— Start of Data for this task —
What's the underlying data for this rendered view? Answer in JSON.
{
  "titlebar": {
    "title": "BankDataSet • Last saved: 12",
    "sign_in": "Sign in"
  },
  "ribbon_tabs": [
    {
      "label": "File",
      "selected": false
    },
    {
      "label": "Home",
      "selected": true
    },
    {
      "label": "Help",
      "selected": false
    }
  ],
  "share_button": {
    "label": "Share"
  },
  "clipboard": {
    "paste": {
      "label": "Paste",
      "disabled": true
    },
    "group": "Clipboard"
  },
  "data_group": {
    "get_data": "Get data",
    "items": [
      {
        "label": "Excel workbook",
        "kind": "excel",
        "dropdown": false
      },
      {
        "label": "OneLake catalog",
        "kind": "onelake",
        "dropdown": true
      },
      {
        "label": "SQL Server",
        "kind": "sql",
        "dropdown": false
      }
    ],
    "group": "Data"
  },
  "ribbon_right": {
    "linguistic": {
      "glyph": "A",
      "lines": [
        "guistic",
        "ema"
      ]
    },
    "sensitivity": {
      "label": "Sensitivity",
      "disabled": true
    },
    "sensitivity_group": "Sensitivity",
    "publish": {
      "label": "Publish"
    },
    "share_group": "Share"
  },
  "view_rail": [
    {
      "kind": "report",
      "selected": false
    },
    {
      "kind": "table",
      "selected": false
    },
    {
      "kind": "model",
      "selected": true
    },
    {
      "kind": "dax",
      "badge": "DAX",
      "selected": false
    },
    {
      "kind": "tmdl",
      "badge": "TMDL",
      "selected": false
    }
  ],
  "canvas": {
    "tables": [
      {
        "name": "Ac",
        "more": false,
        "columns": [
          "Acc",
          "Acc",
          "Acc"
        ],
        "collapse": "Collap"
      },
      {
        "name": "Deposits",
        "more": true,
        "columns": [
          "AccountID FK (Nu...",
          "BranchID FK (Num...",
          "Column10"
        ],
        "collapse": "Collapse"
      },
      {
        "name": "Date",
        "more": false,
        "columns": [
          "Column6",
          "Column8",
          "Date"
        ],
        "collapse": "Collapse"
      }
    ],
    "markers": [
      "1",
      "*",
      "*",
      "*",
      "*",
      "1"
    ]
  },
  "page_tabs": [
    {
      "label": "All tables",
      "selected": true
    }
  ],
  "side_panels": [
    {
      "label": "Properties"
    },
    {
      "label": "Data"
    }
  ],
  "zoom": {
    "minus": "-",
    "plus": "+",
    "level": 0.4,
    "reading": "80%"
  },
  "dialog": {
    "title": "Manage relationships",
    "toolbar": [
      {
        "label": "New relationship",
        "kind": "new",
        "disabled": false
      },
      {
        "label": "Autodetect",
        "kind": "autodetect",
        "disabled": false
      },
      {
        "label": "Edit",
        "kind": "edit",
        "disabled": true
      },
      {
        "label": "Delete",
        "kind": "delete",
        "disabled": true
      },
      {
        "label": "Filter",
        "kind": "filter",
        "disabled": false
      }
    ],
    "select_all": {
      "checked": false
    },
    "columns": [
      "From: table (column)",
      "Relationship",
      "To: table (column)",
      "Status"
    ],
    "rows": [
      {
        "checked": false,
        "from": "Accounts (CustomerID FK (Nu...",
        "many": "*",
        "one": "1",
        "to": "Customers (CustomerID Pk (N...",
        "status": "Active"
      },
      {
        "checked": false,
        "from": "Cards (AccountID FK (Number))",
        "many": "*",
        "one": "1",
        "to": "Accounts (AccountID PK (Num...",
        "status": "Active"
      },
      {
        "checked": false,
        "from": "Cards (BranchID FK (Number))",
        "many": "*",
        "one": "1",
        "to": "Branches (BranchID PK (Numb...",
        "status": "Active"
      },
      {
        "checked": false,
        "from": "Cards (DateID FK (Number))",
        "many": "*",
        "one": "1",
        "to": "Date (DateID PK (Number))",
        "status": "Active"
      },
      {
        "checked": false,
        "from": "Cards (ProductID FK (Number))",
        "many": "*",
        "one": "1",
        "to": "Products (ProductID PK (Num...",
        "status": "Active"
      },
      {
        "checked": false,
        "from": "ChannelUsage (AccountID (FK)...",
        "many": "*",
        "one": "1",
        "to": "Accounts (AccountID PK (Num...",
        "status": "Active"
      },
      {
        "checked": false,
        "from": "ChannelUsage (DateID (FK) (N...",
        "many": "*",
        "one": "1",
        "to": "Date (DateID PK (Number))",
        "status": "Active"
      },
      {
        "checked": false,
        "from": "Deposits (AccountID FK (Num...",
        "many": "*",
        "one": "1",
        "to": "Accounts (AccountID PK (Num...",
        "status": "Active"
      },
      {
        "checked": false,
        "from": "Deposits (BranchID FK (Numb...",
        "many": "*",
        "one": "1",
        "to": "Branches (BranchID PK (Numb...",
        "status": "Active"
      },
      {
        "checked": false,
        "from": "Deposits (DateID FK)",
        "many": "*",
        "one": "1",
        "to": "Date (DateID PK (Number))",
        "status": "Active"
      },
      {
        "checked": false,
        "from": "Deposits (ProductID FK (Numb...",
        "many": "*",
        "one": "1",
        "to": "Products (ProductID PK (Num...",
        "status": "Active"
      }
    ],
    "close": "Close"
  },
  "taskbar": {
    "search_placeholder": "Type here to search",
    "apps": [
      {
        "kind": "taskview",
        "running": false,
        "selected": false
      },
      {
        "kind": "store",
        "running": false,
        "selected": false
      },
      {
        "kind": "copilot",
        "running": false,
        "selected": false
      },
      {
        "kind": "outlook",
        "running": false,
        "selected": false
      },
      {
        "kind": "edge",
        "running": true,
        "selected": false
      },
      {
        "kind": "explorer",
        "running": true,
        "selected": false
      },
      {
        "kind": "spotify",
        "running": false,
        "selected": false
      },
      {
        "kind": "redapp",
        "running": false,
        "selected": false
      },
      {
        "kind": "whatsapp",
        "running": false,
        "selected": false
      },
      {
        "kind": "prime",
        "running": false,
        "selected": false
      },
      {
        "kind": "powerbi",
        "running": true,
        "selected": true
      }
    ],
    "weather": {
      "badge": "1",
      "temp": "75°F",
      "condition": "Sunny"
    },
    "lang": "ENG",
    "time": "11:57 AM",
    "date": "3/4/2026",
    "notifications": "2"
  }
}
— End of Data for this task —
Would you reproduce all the entries exactly?

> _Exercise result_:
What's the underlying data for this rendered view? Answer in JSON.
{
  "titlebar": {
    "title": "BankDataSet • Last saved: 12",
    "sign_in": "Sign in"
  },
  "ribbon_tabs": [
    {
      "label": "File",
      "selected": false
    },
    {
      "label": "Home",
      "selected": true
    },
    {
      "label": "Help",
      "selected": false
    }
  ],
  "share_button": {
    "label": "Share"
  },
  "clipboard": {
    "paste": {
      "label": "Paste",
      "disabled": true
    },
    "group": "Clipboard"
  },
  "data_group": {
    "get_data": "Get data",
    "items": [
      {
        "label": "Excel workbook",
        "kind": "excel",
        "dropdown": false
      },
      {
        "label": "OneLake catalog",
        "kind": "onelake",
        "dropdown": true
      },
      {
        "label": "SQL Server",
        "kind": "sql",
        "dropdown": false
      }
    ],
    "group": "Data"
  },
  "ribbon_right": {
    "linguistic": {
      "glyph": "A",
      "lines": [
        "guistic",
        "ema"
      ]
    },
    "sensitivity": {
      "label": "Sensitivity",
      "disabled": true
    },
    "sensitivity_group": "Sensitivity",
    "publish": {
      "label": "Publish"
    },
    "share_group": "Share"
  },
  "view_rail": [
    {
      "kind": "report",
      "selected": false
    },
    {
      "kind": "table",
      "selected": false
    },
    {
      "kind": "model",
      "selected": true
    },
    {
      "kind": "dax",
      "badge": "DAX",
      "selected": false
    },
    {
      "kind": "tmdl",
      "badge": "TMDL",
      "selected": false
    }
  ],
  "canvas": {
    "tables": [
      {
        "name": "Ac",
        "more": false,
        "columns": [
          "Acc",
          "Acc",
          "Acc"
        ],
        "collapse": "Collap"
      },
      {
        "name": "Deposits",
        "more": true,
        "columns": [
          "AccountID FK (Nu...",
          "BranchID FK (Num...",
          "Column10"
        ],
        "collapse": "Collapse"
      },
      {
        "name": "Date",
        "more": false,
        "columns": [
          "Column6",
          "Column8",
          "Date"
        ],
        "collapse": "Collapse"
      }
    ],
    "markers": [
      "1",
      "*",
      "*",
      "*",
      "*",
      "1"
    ]
  },
  "page_tabs": [
    {
      "label": "All tables",
      "selected": true
    }
  ],
  "side_panels": [
    {
      "label": "Properties"
    },
    {
      "label": "Data"
    }
  ],
  "zoom": {
    "minus": "-",
    "plus": "+",
    "level": 0.4,
    "reading": "80%"
  },
  "dialog": {
    "title": "Manage relationships",
    "toolbar": [
      {
        "label": "New relationship",
        "kind": "new",
        "disabled": false
      },
      {
        "label": "Autodetect",
        "kind": "autodetect",
        "disabled": false
      },
      {
        "label": "Edit",
        "kind": "edit",
        "disabled": true
      },
      {
        "label": "Delete",
        "kind": "delete",
        "disabled": true
      },
      {
        "label": "Filter",
        "kind": "filter",
        "disabled": false
      }
    ],
    "select_all": {
      "checked": false
    },
    "columns": [
      "From: table (column)",
      "Relationship",
      "To: table (column)",
      "Status"
    ],
    "rows": [
      {
        "checked": false,
        "from": "Accounts (CustomerID FK (Nu...",
        "many": "*",
        "one": "1",
        "to": "Customers (CustomerID Pk (N...",
        "status": "Active"
      },
      {
        "checked": false,
        "from": "Cards (AccountID FK (Number))",
        "many": "*",
        "one": "1",
        "to": "Accounts (AccountID PK (Num...",
        "status": "Active"
      },
      {
        "checked": false,
        "from": "Cards (BranchID FK (Number))",
        "many": "*",
        "one": "1",
        "to": "Branches (BranchID PK (Numb...",
        "status": "Active"
      },
      {
        "checked": false,
        "from": "Cards (DateID FK (Number))",
        "many": "*",
        "one": "1",
        "to": "Date (DateID PK (Number))",
        "status": "Active"
      },
      {
        "checked": false,
        "from": "Cards (ProductID FK (Number))",
        "many": "*",
        "one": "1",
        "to": "Products (ProductID PK (Num...",
        "status": "Active"
      },
      {
        "checked": false,
        "from": "ChannelUsage (AccountID (FK)...",
        "many": "*",
        "one": "1",
        "to": "Accounts (AccountID PK (Num...",
        "status": "Active"
      },
      {
        "checked": false,
        "from": "ChannelUsage (DateID (FK) (N...",
        "many": "*",
        "one": "1",
        "to": "Date (DateID PK (Number))",
        "status": "Active"
      },
      {
        "checked": false,
        "from": "Deposits (AccountID FK (Num...",
        "many": "*",
        "one": "1",
        "to": "Accounts (AccountID PK (Num...",
        "status": "Active"
      },
      {
        "checked": false,
        "from": "Deposits (BranchID FK (Numb...",
        "many": "*",
        "one": "1",
        "to": "Branches (BranchID PK (Numb...",
        "status": "Active"
      },
      {
        "checked": false,
        "from": "Deposits (DateID FK)",
        "many": "*",
        "one": "1",
        "to": "Date (DateID PK (Number))",
        "status": "Active"
      },
      {
        "checked": false,
        "from": "Deposits (ProductID FK (Numb...",
        "many": "*",
        "one": "1",
        "to": "Products (ProductID PK (Num...",
        "status": "Active"
      }
    ],
    "close": "Close"
  },
  "taskbar": {
    "search_placeholder": "Type here to search",
    "apps": [
      {
        "kind": "taskview",
        "running": false,
        "selected": false
      },
      {
        "kind": "store",
        "running": false,
        "selected": false
      },
      {
        "kind": "copilot",
        "running": false,
        "selected": false
      },
      {
        "kind": "outlook",
        "running": false,
        "selected": false
      },
      {
        "kind": "edge",
        "running": true,
        "selected": false
      },
      {
        "kind": "explorer",
        "running": true,
        "selected": false
      },
      {
        "kind": "spotify",
        "running": false,
        "selected": false
      },
      {
        "kind": "redapp",
        "running": false,
        "selected": false
      },
      {
        "kind": "whatsapp",
        "running": false,
        "selected": false
      },
      {
        "kind": "prime",
        "running": false,
        "selected": false
      },
      {
        "kind": "powerbi",
        "running": true,
        "selected": true
      }
    ],
    "weather": {
      "badge": "1",
      "temp": "75°F",
      "condition": "Sunny"
    },
    "lang": "ENG",
    "time": "11:57 AM",
    "date": "3/4/2026",
    "notifications": "2"
  }
}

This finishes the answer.